START DATA SUPPLIED

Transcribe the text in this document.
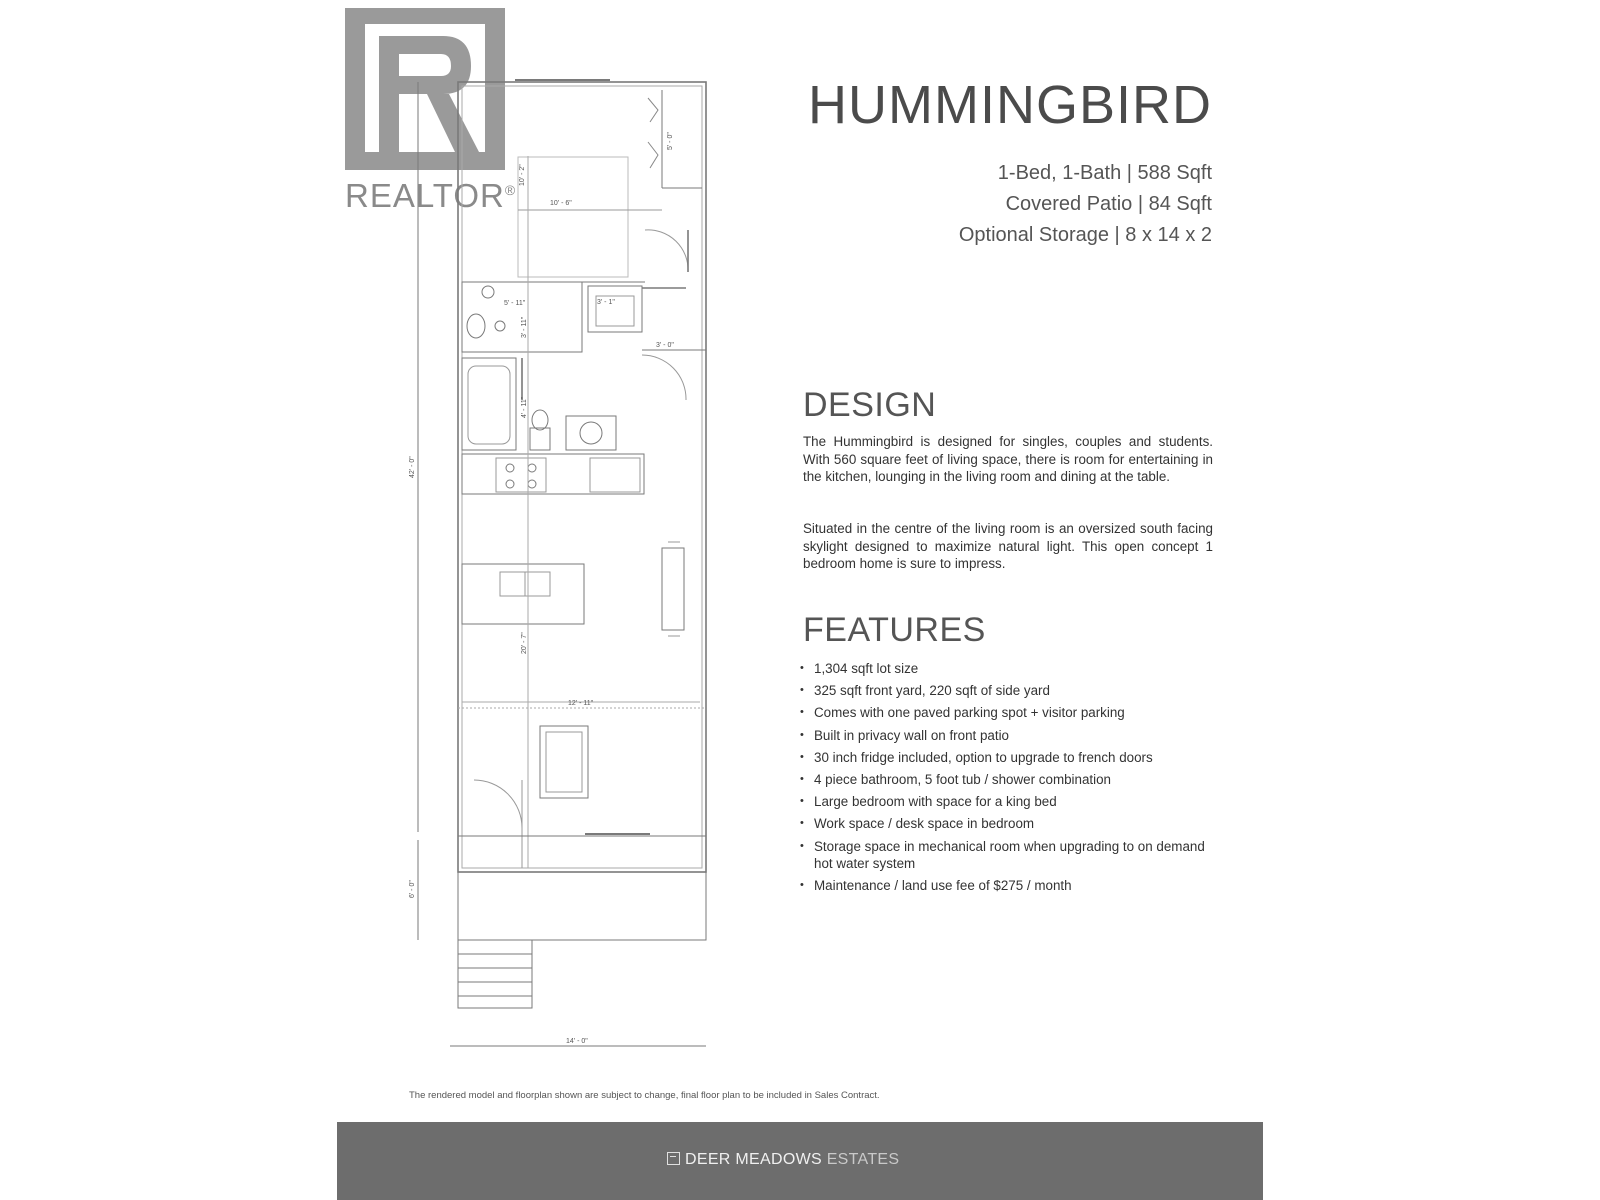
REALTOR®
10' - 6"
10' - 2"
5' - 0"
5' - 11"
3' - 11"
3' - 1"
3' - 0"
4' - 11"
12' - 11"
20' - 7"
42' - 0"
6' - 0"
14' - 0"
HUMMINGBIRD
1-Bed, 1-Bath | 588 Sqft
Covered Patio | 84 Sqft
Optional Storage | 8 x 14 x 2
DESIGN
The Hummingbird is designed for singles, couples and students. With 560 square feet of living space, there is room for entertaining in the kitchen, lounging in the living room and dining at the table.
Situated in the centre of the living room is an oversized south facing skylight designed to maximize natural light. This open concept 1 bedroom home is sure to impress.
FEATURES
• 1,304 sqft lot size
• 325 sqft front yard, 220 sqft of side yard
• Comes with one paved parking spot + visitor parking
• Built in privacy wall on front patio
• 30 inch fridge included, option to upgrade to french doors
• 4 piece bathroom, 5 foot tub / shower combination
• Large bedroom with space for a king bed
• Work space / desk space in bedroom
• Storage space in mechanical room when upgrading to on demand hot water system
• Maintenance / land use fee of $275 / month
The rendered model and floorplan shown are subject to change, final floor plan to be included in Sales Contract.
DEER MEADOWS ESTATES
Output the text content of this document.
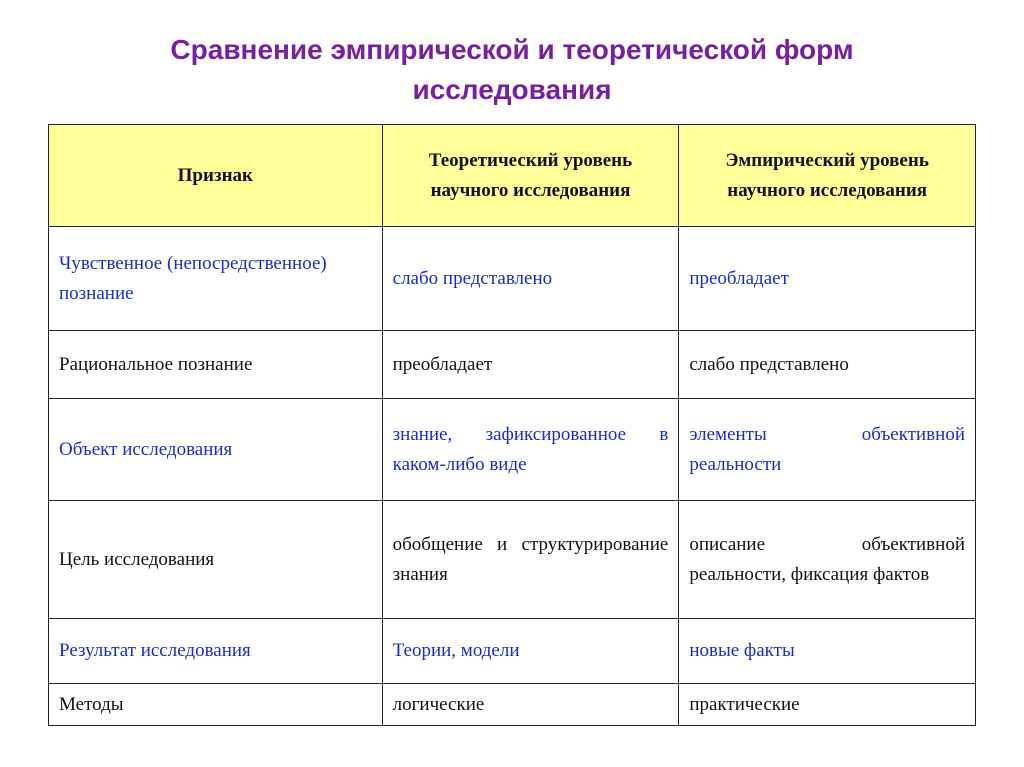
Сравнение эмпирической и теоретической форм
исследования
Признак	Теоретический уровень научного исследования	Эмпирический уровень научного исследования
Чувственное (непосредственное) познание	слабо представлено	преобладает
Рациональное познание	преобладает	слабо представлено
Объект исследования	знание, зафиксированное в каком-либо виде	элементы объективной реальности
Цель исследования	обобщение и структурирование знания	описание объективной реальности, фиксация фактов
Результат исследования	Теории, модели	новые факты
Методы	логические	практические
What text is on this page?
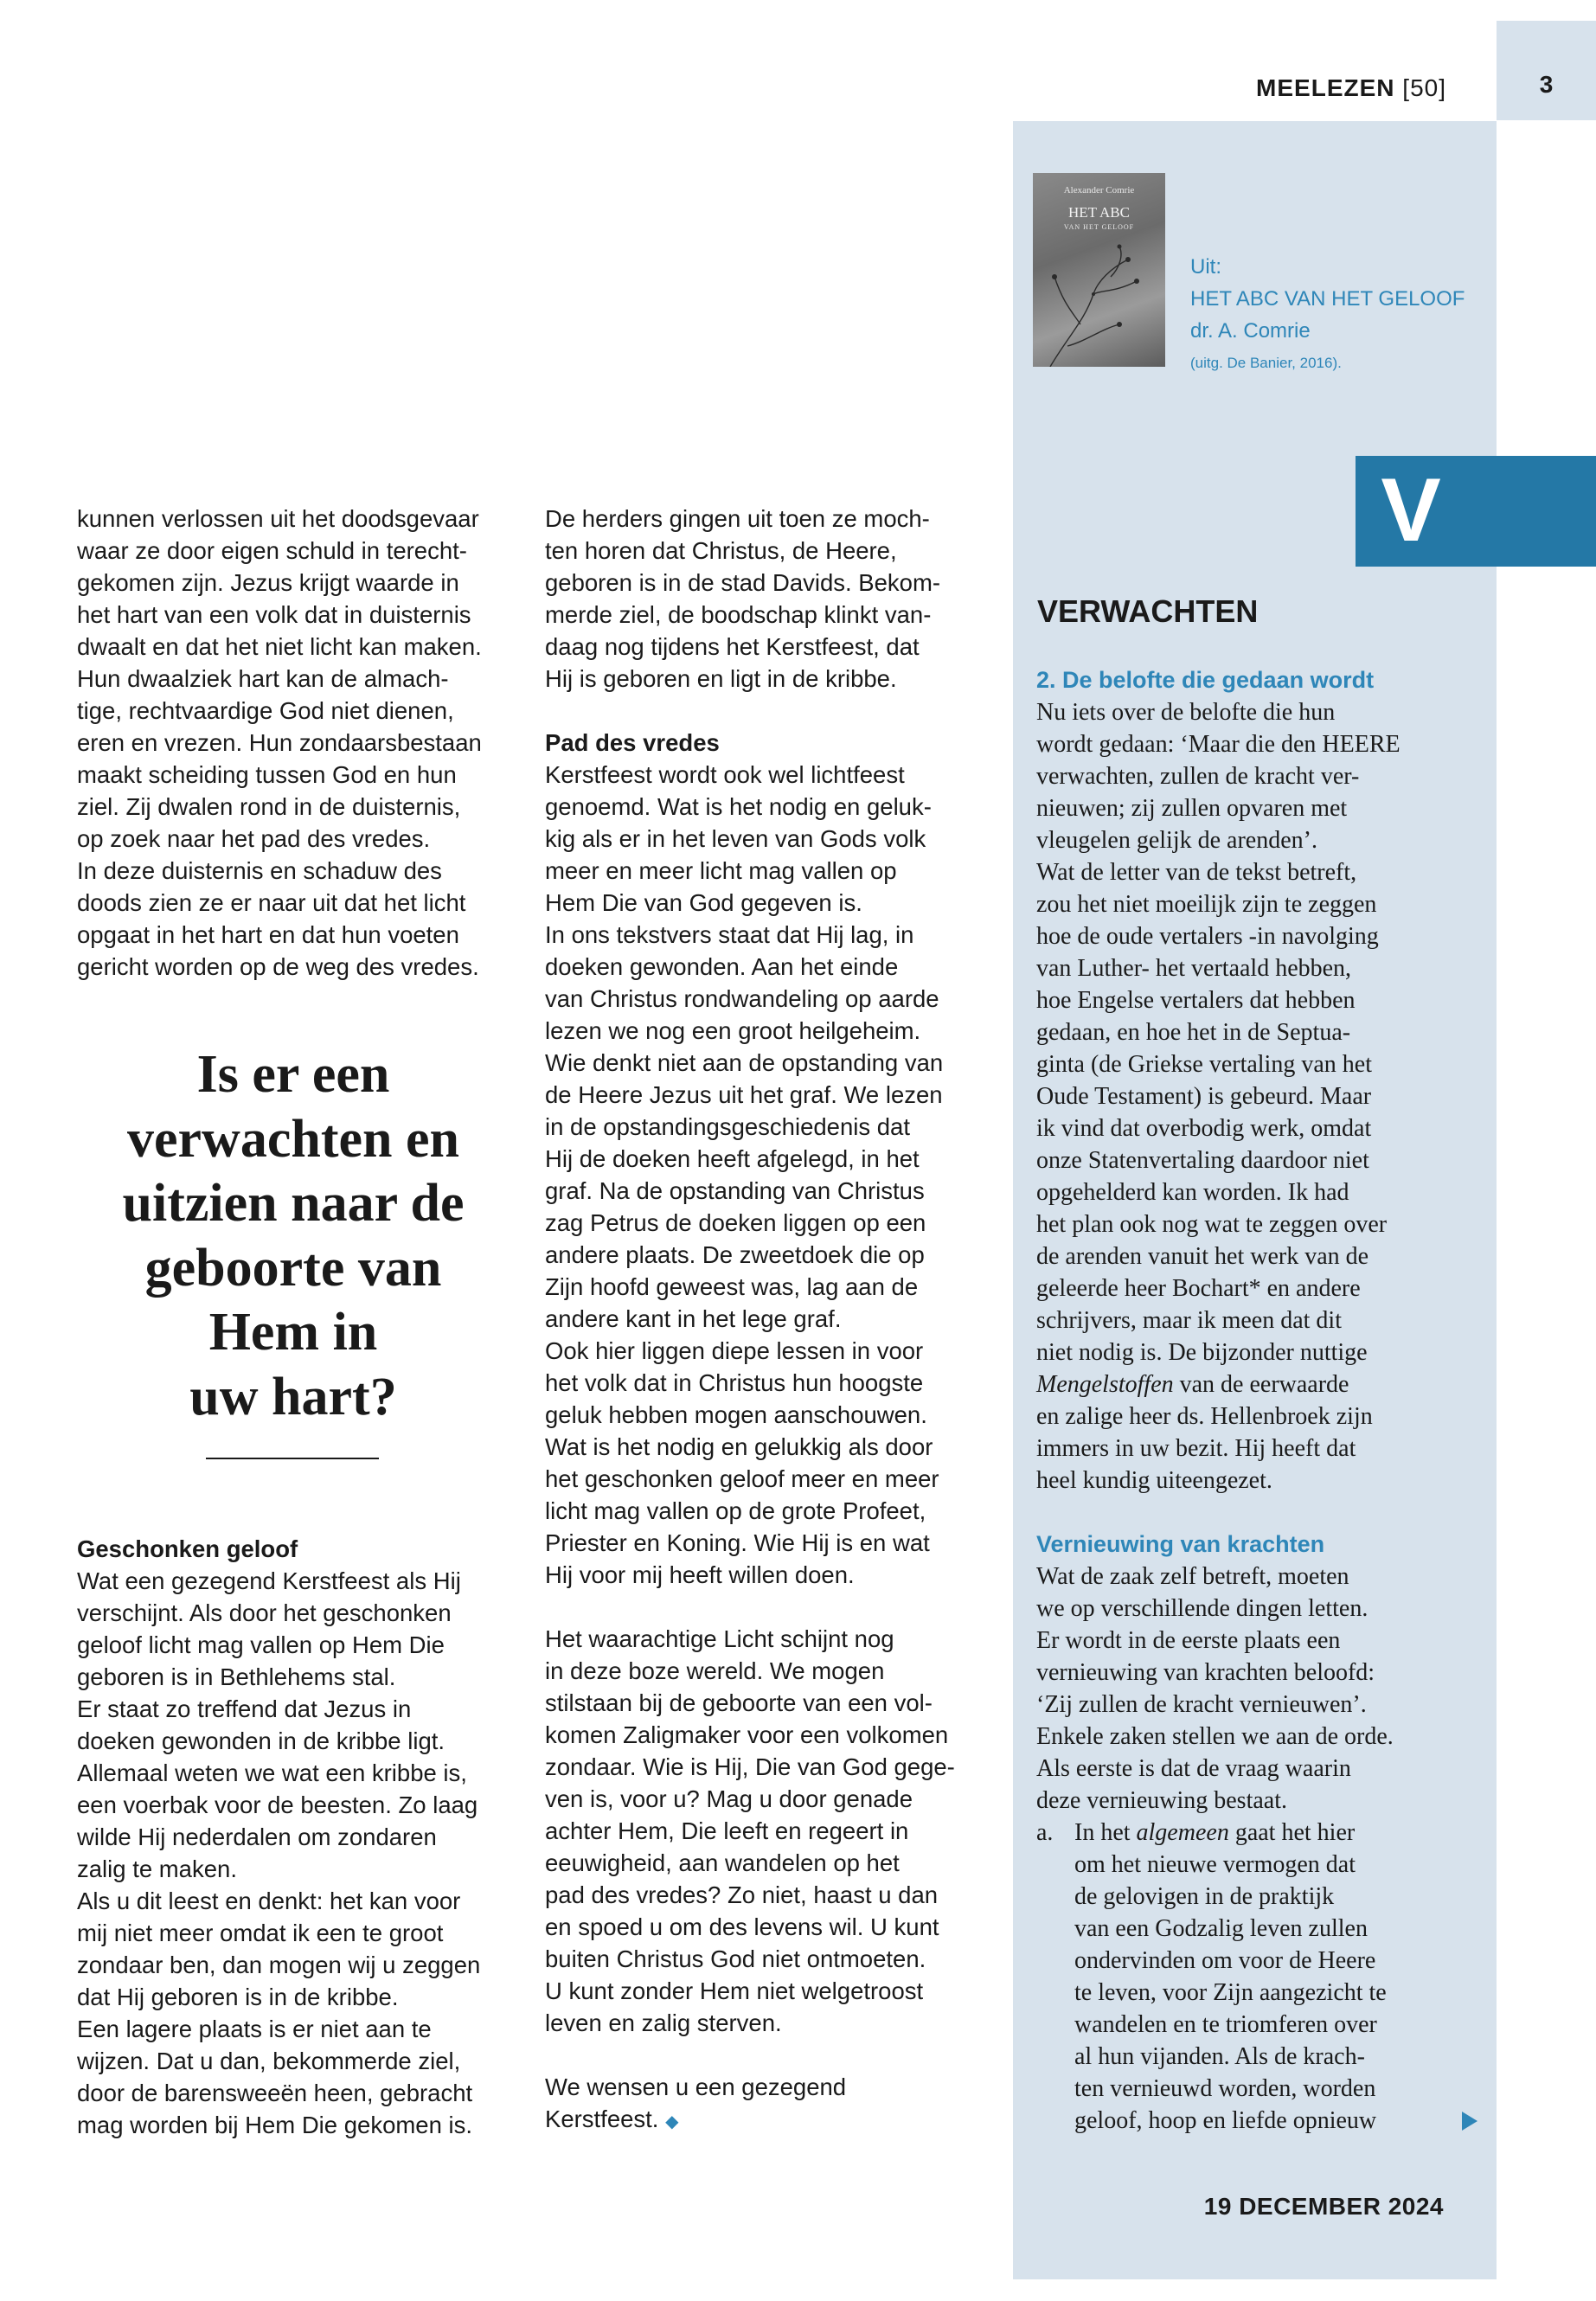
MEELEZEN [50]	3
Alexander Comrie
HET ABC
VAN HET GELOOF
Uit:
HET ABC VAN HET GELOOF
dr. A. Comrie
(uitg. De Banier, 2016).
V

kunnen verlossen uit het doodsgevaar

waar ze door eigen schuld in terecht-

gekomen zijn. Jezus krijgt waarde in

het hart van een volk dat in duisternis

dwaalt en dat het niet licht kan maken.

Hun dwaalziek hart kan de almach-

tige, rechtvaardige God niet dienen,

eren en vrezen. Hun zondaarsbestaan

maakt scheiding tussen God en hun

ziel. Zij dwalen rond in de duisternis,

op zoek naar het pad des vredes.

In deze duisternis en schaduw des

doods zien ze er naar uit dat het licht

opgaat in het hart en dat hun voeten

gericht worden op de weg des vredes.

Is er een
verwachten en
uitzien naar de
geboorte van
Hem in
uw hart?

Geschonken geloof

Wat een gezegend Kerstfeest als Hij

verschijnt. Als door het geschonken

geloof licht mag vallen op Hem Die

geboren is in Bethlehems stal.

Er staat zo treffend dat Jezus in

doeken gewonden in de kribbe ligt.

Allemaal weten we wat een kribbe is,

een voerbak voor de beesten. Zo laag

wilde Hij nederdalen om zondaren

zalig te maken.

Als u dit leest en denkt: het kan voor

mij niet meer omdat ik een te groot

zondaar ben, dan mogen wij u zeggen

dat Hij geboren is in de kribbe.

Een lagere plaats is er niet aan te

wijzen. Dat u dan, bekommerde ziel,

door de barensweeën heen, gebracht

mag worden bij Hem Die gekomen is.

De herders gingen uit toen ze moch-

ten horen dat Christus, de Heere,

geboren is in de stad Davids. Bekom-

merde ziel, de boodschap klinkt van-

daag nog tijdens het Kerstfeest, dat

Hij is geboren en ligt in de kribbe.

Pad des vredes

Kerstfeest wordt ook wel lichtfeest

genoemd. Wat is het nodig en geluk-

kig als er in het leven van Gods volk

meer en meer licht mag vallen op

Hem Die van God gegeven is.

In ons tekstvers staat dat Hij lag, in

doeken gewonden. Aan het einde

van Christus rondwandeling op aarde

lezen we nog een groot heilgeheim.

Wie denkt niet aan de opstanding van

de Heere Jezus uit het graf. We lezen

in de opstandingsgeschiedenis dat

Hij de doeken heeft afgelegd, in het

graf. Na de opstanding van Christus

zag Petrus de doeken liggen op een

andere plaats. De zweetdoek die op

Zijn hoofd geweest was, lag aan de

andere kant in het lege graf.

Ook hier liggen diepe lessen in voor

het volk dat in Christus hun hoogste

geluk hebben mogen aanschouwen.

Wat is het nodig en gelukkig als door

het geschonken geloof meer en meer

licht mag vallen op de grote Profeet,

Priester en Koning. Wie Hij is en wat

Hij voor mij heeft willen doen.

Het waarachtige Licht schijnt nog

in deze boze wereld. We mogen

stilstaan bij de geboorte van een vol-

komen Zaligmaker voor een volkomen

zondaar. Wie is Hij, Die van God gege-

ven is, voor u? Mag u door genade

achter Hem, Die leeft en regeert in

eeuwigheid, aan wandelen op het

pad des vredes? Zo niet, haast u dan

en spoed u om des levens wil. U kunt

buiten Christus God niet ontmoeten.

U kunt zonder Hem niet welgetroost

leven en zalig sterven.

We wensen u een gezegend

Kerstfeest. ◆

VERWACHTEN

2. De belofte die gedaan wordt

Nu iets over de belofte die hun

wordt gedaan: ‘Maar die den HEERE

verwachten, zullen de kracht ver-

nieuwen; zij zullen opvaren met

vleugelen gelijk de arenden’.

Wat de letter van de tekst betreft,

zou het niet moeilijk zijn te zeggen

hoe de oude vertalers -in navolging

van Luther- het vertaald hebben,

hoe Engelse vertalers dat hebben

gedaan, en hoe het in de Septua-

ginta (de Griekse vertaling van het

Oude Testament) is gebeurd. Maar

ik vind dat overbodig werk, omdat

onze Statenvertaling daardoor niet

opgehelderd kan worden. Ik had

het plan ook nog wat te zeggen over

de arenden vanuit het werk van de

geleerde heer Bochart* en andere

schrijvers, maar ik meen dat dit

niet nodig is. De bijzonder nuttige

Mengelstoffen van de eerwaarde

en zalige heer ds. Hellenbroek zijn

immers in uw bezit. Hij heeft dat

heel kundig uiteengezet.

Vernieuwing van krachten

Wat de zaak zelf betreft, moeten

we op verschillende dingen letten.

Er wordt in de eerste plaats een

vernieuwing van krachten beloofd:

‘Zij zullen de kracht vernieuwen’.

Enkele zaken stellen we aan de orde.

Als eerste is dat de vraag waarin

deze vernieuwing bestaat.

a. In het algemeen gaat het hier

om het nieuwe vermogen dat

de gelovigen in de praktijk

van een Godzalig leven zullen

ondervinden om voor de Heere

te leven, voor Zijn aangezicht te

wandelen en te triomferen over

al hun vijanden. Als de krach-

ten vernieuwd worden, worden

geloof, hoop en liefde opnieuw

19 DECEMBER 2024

END DATA SUPPLIED

AIM: Pull every line containing "bedroom" out of the records.

COMPLETED EXERCISE:
Situated in the centre of the living room is an oversized south facing skylight designed to maximize natural light. This open concept 1 bedroom home is sure to impress.
• Large bedroom with space for a king bed
• Work space / desk space in bedroom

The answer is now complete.